**Exercise details**. Take each line containing the word "meta" and copy it.
════════════════════
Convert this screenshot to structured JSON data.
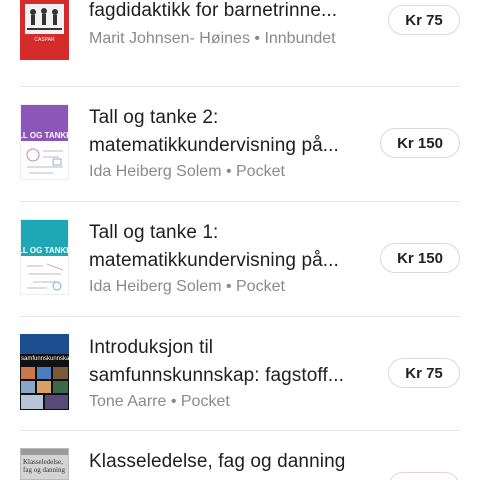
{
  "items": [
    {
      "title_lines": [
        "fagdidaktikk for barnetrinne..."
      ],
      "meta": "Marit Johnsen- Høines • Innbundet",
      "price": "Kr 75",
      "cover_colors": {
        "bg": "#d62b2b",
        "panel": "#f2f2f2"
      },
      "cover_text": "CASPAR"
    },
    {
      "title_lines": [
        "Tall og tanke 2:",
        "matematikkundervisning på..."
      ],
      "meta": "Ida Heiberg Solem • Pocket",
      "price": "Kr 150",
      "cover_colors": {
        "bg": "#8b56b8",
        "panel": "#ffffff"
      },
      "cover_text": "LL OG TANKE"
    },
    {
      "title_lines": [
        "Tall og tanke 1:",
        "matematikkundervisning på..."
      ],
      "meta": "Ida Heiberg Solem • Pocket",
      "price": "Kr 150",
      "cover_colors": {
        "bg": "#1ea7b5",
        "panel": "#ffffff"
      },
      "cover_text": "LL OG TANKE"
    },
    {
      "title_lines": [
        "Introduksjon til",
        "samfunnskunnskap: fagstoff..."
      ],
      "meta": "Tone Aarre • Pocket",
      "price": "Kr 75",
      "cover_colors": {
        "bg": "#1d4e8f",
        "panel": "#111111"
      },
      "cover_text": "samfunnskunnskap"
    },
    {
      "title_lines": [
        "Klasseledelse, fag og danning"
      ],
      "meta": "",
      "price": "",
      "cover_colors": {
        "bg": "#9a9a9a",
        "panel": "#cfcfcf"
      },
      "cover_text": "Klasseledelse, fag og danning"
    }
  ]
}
════════════════════
**Exercise output**.
      "meta": "Marit Johnsen- Høines • Innbundet",
      "meta": "Ida Heiberg Solem • Pocket",
      "meta": "Ida Heiberg Solem • Pocket",
      "meta": "Tone Aarre • Pocket",
      "meta": "",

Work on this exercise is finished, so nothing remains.